--- Begin INPUT MATERIAL ---
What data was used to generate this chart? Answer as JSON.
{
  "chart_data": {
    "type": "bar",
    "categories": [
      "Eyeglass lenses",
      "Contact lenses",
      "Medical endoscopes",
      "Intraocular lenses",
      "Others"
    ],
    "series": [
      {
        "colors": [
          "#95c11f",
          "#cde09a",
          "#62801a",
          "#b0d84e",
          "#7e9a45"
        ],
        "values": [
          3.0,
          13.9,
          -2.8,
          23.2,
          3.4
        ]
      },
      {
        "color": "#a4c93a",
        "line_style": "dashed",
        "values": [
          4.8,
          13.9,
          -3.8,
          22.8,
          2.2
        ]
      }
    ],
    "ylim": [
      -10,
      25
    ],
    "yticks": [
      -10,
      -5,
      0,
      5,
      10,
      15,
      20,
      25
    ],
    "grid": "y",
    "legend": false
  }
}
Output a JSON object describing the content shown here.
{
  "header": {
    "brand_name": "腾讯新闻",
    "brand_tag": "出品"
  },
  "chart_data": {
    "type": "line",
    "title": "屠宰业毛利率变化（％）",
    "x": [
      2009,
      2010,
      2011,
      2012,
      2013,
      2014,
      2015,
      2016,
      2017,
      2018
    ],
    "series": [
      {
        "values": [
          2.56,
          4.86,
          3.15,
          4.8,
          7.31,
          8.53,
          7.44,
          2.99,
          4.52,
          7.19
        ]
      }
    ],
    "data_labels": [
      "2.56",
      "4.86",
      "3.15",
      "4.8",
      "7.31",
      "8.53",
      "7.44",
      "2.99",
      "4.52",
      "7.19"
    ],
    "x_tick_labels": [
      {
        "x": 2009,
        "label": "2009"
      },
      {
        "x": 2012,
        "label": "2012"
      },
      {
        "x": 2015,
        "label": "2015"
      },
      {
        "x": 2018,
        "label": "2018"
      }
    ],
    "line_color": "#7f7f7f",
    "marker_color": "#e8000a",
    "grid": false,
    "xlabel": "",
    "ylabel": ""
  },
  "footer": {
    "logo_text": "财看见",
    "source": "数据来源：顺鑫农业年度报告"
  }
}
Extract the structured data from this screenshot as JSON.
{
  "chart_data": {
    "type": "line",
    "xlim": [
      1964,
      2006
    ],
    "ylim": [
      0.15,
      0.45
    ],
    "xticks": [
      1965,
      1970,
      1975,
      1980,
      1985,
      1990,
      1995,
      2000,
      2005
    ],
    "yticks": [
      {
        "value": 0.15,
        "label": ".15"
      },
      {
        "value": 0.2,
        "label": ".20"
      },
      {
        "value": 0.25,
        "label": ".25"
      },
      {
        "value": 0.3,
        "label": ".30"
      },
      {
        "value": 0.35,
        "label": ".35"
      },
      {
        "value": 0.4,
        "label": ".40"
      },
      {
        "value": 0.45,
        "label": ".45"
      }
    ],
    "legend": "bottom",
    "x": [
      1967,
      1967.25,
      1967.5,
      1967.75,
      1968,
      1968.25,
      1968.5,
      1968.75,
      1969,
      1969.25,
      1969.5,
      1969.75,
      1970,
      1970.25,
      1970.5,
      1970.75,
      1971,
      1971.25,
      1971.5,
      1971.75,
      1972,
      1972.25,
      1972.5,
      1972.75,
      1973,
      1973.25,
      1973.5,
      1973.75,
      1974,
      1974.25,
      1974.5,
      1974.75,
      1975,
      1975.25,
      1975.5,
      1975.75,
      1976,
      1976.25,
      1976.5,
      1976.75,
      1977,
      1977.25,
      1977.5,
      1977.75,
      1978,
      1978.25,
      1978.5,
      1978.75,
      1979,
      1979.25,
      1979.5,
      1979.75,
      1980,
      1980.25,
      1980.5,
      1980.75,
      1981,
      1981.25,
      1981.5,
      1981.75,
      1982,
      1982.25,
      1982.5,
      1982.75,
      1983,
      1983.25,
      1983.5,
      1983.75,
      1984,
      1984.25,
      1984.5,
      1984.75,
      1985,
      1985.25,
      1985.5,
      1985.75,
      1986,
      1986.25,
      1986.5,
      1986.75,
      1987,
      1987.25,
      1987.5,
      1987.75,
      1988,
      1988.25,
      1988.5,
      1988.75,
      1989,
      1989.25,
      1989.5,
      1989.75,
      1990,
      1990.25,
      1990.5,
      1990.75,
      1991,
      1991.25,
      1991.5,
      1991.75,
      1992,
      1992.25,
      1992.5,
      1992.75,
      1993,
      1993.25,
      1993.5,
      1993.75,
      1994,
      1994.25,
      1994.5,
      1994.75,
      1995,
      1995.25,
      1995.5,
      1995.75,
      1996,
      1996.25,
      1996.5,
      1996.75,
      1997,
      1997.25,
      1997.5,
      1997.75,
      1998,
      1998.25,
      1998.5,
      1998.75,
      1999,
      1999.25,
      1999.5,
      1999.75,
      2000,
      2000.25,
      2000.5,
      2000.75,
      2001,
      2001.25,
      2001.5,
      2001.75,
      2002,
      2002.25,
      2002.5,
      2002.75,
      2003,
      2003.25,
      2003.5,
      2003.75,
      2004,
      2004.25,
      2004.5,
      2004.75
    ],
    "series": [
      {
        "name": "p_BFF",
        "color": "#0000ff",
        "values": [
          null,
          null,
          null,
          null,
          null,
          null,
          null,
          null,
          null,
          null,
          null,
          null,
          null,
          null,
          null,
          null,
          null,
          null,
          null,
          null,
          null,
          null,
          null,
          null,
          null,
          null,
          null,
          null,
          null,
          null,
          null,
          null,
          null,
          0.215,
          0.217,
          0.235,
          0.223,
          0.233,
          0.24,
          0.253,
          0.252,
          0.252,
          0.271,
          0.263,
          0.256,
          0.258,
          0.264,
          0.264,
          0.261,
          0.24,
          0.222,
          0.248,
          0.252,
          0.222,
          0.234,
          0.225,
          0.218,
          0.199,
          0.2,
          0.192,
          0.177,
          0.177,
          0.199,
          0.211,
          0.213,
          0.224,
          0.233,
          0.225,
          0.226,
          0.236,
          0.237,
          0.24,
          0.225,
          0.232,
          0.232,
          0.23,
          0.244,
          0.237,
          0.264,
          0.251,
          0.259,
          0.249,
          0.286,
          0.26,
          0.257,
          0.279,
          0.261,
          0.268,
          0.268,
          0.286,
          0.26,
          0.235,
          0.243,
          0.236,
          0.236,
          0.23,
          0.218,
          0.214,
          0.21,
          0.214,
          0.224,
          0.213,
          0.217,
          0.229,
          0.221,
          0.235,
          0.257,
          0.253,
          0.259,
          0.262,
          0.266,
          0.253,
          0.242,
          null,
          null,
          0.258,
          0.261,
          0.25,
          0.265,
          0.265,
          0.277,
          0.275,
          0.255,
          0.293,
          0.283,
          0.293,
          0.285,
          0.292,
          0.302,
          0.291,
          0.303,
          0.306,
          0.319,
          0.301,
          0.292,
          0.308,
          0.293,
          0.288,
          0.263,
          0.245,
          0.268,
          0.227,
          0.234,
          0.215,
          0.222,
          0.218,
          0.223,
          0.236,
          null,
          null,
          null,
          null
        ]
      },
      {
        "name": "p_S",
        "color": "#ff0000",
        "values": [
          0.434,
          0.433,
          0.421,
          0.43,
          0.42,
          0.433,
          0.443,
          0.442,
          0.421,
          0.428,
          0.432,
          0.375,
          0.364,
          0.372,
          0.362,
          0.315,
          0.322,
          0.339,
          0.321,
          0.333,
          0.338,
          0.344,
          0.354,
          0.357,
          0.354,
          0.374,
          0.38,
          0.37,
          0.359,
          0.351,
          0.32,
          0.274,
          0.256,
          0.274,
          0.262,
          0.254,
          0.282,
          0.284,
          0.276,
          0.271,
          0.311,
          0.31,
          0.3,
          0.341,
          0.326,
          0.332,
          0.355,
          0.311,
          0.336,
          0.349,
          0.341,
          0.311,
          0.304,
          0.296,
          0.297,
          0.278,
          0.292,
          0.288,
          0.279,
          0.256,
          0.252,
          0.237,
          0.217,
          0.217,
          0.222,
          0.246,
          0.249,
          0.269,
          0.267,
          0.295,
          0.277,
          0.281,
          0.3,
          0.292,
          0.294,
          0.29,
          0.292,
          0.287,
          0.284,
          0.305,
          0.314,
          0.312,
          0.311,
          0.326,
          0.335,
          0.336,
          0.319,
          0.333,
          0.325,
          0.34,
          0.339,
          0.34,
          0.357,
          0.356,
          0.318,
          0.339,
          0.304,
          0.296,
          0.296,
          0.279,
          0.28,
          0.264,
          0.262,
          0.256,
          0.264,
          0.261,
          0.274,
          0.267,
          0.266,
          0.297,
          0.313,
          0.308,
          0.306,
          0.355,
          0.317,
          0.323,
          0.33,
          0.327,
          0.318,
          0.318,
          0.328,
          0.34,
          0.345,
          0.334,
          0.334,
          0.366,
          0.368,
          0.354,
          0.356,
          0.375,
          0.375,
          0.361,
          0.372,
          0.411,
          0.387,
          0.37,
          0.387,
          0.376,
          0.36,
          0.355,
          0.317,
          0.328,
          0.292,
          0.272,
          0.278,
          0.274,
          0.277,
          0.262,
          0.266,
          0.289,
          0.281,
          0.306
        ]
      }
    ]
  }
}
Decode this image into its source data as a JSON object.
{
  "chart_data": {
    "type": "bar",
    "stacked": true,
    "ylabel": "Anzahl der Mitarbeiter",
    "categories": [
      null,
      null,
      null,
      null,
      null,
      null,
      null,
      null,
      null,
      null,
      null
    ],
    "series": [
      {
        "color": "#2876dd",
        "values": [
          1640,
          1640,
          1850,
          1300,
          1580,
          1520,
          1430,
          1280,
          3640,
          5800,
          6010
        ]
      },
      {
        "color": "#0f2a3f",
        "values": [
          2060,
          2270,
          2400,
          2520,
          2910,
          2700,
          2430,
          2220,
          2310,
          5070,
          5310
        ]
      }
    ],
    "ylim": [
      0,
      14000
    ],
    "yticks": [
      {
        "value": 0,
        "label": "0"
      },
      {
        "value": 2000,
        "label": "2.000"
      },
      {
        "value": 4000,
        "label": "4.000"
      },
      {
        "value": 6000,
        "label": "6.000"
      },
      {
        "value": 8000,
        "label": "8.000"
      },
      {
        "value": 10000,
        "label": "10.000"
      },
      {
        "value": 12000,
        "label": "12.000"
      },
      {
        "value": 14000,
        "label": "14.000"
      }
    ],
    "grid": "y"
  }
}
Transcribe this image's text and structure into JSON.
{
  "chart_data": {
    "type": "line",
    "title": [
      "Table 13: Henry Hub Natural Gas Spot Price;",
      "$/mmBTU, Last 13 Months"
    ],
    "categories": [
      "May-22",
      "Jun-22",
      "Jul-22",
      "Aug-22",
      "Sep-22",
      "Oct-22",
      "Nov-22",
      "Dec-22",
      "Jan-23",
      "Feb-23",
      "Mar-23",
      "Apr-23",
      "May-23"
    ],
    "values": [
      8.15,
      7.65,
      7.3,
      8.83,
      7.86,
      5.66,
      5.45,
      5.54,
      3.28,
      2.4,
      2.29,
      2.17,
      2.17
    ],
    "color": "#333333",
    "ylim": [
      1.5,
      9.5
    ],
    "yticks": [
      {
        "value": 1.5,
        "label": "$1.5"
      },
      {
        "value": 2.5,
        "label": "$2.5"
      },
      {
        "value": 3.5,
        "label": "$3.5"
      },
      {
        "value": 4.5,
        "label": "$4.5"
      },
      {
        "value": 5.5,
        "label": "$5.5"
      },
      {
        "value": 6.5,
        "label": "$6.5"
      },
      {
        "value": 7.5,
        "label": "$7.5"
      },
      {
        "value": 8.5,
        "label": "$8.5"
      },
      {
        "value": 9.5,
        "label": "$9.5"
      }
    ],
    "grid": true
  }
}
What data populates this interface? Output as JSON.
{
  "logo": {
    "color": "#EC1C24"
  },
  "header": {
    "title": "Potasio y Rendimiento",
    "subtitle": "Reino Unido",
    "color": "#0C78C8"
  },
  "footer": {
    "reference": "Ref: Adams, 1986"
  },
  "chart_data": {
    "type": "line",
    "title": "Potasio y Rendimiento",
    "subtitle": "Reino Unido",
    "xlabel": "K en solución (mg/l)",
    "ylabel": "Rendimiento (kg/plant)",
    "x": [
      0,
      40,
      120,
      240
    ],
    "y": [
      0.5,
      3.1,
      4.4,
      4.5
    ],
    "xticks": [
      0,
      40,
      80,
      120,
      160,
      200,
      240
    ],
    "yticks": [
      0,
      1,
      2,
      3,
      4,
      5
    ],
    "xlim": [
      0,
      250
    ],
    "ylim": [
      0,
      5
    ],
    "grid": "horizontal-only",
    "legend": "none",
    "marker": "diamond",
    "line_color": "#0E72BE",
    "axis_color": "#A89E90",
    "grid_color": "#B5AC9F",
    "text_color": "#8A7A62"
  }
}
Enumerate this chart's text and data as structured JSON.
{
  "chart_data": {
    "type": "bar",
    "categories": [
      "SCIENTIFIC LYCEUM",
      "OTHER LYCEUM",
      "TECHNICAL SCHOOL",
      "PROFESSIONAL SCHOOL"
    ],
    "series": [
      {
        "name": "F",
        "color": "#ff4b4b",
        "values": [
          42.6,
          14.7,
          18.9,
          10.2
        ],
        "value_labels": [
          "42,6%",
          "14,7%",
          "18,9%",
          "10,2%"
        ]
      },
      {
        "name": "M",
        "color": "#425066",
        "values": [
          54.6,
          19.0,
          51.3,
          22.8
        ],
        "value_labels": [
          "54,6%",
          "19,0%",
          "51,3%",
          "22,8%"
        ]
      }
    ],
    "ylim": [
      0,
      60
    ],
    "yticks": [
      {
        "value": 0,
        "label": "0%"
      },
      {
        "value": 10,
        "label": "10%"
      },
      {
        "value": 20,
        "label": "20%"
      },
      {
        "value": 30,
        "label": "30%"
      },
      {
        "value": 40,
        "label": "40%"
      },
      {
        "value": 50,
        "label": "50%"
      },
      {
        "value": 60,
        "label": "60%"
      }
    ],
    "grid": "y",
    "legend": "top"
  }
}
--- End INPUT MATERIAL ---
▶ _WHAT THE EXERCISE ASKS_:
Exactly as written, give the line containing "Enumerate this chart's" and all remaining lines of the records.

▶ _PROBLEM SOLUTION_:
Enumerate this chart's text and data as structured JSON.
{
  "chart_data": {
    "type": "bar",
    "categories": [
      "SCIENTIFIC LYCEUM",
      "OTHER LYCEUM",
      "TECHNICAL SCHOOL",
      "PROFESSIONAL SCHOOL"
    ],
    "series": [
      {
        "name": "F",
        "color": "#ff4b4b",
        "values": [
          42.6,
          14.7,
          18.9,
          10.2
        ],
        "value_labels": [
          "42,6%",
          "14,7%",
          "18,9%",
          "10,2%"
        ]
      },
      {
        "name": "M",
        "color": "#425066",
        "values": [
          54.6,
          19.0,
          51.3,
          22.8
        ],
        "value_labels": [
          "54,6%",
          "19,0%",
          "51,3%",
          "22,8%"
        ]
      }
    ],
    "ylim": [
      0,
      60
    ],
    "yticks": [
      {
        "value": 0,
        "label": "0%"
      },
      {
        "value": 10,
        "label": "10%"
      },
      {
        "value": 20,
        "label": "20%"
      },
      {
        "value": 30,
        "label": "30%"
      },
      {
        "value": 40,
        "label": "40%"
      },
      {
        "value": 50,
        "label": "50%"
      },
      {
        "value": 60,
        "label": "60%"
      }
    ],
    "grid": "y",
    "legend": "top"
  }
}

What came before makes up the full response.